* **Written problem**: Transcribe all of the records precisely as they are presented.

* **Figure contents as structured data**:
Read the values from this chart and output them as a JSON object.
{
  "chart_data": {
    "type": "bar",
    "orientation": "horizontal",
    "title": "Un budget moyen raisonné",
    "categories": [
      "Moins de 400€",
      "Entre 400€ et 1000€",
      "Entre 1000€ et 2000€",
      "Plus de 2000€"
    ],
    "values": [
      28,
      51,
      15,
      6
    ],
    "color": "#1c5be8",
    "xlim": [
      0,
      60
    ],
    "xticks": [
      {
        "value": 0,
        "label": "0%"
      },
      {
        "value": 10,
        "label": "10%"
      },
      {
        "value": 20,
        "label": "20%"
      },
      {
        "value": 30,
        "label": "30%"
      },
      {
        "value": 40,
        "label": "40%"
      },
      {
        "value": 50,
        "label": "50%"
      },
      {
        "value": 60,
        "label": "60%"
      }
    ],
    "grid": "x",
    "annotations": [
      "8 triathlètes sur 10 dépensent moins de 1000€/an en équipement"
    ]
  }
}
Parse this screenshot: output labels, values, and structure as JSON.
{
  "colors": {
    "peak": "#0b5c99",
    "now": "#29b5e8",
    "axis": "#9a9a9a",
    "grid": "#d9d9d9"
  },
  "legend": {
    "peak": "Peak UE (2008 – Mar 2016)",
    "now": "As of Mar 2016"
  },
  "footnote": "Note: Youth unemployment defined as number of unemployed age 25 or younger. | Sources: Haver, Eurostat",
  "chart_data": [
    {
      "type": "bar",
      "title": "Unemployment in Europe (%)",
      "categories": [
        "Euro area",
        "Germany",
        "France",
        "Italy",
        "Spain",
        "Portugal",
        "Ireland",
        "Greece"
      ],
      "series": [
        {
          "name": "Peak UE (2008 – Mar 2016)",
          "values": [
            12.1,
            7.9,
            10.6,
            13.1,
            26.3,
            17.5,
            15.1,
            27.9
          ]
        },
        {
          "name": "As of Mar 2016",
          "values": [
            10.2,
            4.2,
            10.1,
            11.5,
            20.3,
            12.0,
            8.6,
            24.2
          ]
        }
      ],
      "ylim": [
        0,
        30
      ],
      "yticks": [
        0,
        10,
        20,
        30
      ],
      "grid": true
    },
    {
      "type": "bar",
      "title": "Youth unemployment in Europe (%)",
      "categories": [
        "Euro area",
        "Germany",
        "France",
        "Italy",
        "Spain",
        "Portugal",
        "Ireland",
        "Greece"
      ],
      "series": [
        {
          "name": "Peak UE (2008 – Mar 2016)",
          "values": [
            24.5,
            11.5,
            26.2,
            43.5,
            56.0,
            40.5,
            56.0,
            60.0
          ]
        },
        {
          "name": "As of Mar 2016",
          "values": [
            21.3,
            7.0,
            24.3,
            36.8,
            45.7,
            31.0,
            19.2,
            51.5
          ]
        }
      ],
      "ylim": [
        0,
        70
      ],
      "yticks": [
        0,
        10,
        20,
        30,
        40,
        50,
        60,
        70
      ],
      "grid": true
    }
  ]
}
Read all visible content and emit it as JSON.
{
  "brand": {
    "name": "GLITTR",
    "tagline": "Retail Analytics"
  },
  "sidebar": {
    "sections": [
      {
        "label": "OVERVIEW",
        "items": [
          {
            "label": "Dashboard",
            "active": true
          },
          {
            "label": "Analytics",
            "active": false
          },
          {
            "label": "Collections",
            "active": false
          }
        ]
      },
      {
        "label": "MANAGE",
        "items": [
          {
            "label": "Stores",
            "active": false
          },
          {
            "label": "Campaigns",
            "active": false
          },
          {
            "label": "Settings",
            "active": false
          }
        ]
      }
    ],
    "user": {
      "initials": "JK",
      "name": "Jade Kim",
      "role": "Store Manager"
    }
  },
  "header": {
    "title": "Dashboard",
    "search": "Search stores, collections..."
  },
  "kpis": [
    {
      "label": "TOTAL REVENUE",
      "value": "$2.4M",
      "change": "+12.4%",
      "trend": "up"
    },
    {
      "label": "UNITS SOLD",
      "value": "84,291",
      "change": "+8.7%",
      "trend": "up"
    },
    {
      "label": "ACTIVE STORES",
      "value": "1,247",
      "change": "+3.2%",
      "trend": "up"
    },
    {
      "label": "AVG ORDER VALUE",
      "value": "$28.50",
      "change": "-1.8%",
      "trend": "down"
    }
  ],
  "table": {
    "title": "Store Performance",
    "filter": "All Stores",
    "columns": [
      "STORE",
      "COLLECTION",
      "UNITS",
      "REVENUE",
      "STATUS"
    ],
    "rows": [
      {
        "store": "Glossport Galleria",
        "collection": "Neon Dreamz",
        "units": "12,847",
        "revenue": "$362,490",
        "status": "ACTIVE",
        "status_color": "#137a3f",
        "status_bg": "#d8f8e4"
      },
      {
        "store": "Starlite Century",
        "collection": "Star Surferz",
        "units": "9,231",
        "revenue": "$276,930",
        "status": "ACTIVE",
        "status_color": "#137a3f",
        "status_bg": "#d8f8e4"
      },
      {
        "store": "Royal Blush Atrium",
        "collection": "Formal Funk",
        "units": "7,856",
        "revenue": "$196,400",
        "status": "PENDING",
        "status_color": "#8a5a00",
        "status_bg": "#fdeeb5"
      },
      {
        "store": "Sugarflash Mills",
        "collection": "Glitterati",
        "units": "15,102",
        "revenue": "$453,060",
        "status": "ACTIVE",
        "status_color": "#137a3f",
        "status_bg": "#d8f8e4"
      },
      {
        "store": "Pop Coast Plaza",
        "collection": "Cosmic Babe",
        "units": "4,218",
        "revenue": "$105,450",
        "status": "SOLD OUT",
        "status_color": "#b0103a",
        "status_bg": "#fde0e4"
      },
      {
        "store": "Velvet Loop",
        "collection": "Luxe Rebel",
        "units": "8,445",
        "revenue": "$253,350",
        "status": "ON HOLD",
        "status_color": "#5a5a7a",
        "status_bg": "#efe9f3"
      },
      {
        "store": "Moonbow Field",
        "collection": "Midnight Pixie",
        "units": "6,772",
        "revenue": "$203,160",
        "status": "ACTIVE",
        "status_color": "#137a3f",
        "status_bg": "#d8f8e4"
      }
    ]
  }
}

* **Response to the task**:
Read the values from this chart and output them as a JSON object.
{
  "chart_data": {
    "type": "bar",
    "orientation": "horizontal",
    "title": "Un budget moyen raisonné",
    "categories": [
      "Moins de 400€",
      "Entre 400€ et 1000€",
      "Entre 1000€ et 2000€",
      "Plus de 2000€"
    ],
    "values": [
      28,
      51,
      15,
      6
    ],
    "color": "#1c5be8",
    "xlim": [
      0,
      60
    ],
    "xticks": [
      {
        "value": 0,
        "label": "0%"
      },
      {
        "value": 10,
        "label": "10%"
      },
      {
        "value": 20,
        "label": "20%"
      },
      {
        "value": 30,
        "label": "30%"
      },
      {
        "value": 40,
        "label": "40%"
      },
      {
        "value": 50,
        "label": "50%"
      },
      {
        "value": 60,
        "label": "60%"
      }
    ],
    "grid": "x",
    "annotations": [
      "8 triathlètes sur 10 dépensent moins de 1000€/an en équipement"
    ]
  }
}
Parse this screenshot: output labels, values, and structure as JSON.
{
  "colors": {
    "peak": "#0b5c99",
    "now": "#29b5e8",
    "axis": "#9a9a9a",
    "grid": "#d9d9d9"
  },
  "legend": {
    "peak": "Peak UE (2008 – Mar 2016)",
    "now": "As of Mar 2016"
  },
  "footnote": "Note: Youth unemployment defined as number of unemployed age 25 or younger. | Sources: Haver, Eurostat",
  "chart_data": [
    {
      "type": "bar",
      "title": "Unemployment in Europe (%)",
      "categories": [
        "Euro area",
        "Germany",
        "France",
        "Italy",
        "Spain",
        "Portugal",
        "Ireland",
        "Greece"
      ],
      "series": [
        {
          "name": "Peak UE (2008 – Mar 2016)",
          "values": [
            12.1,
            7.9,
            10.6,
            13.1,
            26.3,
            17.5,
            15.1,
            27.9
          ]
        },
        {
          "name": "As of Mar 2016",
          "values": [
            10.2,
            4.2,
            10.1,
            11.5,
            20.3,
            12.0,
            8.6,
            24.2
          ]
        }
      ],
      "ylim": [
        0,
        30
      ],
      "yticks": [
        0,
        10,
        20,
        30
      ],
      "grid": true
    },
    {
      "type": "bar",
      "title": "Youth unemployment in Europe (%)",
      "categories": [
        "Euro area",
        "Germany",
        "France",
        "Italy",
        "Spain",
        "Portugal",
        "Ireland",
        "Greece"
      ],
      "series": [
        {
          "name": "Peak UE (2008 – Mar 2016)",
          "values": [
            24.5,
            11.5,
            26.2,
            43.5,
            56.0,
            40.5,
            56.0,
            60.0
          ]
        },
        {
          "name": "As of Mar 2016",
          "values": [
            21.3,
            7.0,
            24.3,
            36.8,
            45.7,
            31.0,
            19.2,
            51.5
          ]
        }
      ],
      "ylim": [
        0,
        70
      ],
      "yticks": [
        0,
        10,
        20,
        30,
        40,
        50,
        60,
        70
      ],
      "grid": true
    }
  ]
}
Read all visible content and emit it as JSON.
{
  "brand": {
    "name": "GLITTR",
    "tagline": "Retail Analytics"
  },
  "sidebar": {
    "sections": [
      {
        "label": "OVERVIEW",
        "items": [
          {
            "label": "Dashboard",
            "active": true
          },
          {
            "label": "Analytics",
            "active": false
          },
          {
            "label": "Collections",
            "active": false
          }
        ]
      },
      {
        "label": "MANAGE",
        "items": [
          {
            "label": "Stores",
            "active": false
          },
          {
            "label": "Campaigns",
            "active": false
          },
          {
            "label": "Settings",
            "active": false
          }
        ]
      }
    ],
    "user": {
      "initials": "JK",
      "name": "Jade Kim",
      "role": "Store Manager"
    }
  },
  "header": {
    "title": "Dashboard",
    "search": "Search stores, collections..."
  },
  "kpis": [
    {
      "label": "TOTAL REVENUE",
      "value": "$2.4M",
      "change": "+12.4%",
      "trend": "up"
    },
    {
      "label": "UNITS SOLD",
      "value": "84,291",
      "change": "+8.7%",
      "trend": "up"
    },
    {
      "label": "ACTIVE STORES",
      "value": "1,247",
      "change": "+3.2%",
      "trend": "up"
    },
    {
      "label": "AVG ORDER VALUE",
      "value": "$28.50",
      "change": "-1.8%",
      "trend": "down"
    }
  ],
  "table": {
    "title": "Store Performance",
    "filter": "All Stores",
    "columns": [
      "STORE",
      "COLLECTION",
      "UNITS",
      "REVENUE",
      "STATUS"
    ],
    "rows": [
      {
        "store": "Glossport Galleria",
        "collection": "Neon Dreamz",
        "units": "12,847",
        "revenue": "$362,490",
        "status": "ACTIVE",
        "status_color": "#137a3f",
        "status_bg": "#d8f8e4"
      },
      {
        "store": "Starlite Century",
        "collection": "Star Surferz",
        "units": "9,231",
        "revenue": "$276,930",
        "status": "ACTIVE",
        "status_color": "#137a3f",
        "status_bg": "#d8f8e4"
      },
      {
        "store": "Royal Blush Atrium",
        "collection": "Formal Funk",
        "units": "7,856",
        "revenue": "$196,400",
        "status": "PENDING",
        "status_color": "#8a5a00",
        "status_bg": "#fdeeb5"
      },
      {
        "store": "Sugarflash Mills",
        "collection": "Glitterati",
        "units": "15,102",
        "revenue": "$453,060",
        "status": "ACTIVE",
        "status_color": "#137a3f",
        "status_bg": "#d8f8e4"
      },
      {
        "store": "Pop Coast Plaza",
        "collection": "Cosmic Babe",
        "units": "4,218",
        "revenue": "$105,450",
        "status": "SOLD OUT",
        "status_color": "#b0103a",
        "status_bg": "#fde0e4"
      },
      {
        "store": "Velvet Loop",
        "collection": "Luxe Rebel",
        "units": "8,445",
        "revenue": "$253,350",
        "status": "ON HOLD",
        "status_color": "#5a5a7a",
        "status_bg": "#efe9f3"
      },
      {
        "store": "Moonbow Field",
        "collection": "Midnight Pixie",
        "units": "6,772",
        "revenue": "$203,160",
        "status": "ACTIVE",
        "status_color": "#137a3f",
        "status_bg": "#d8f8e4"
      }
    ]
  }
}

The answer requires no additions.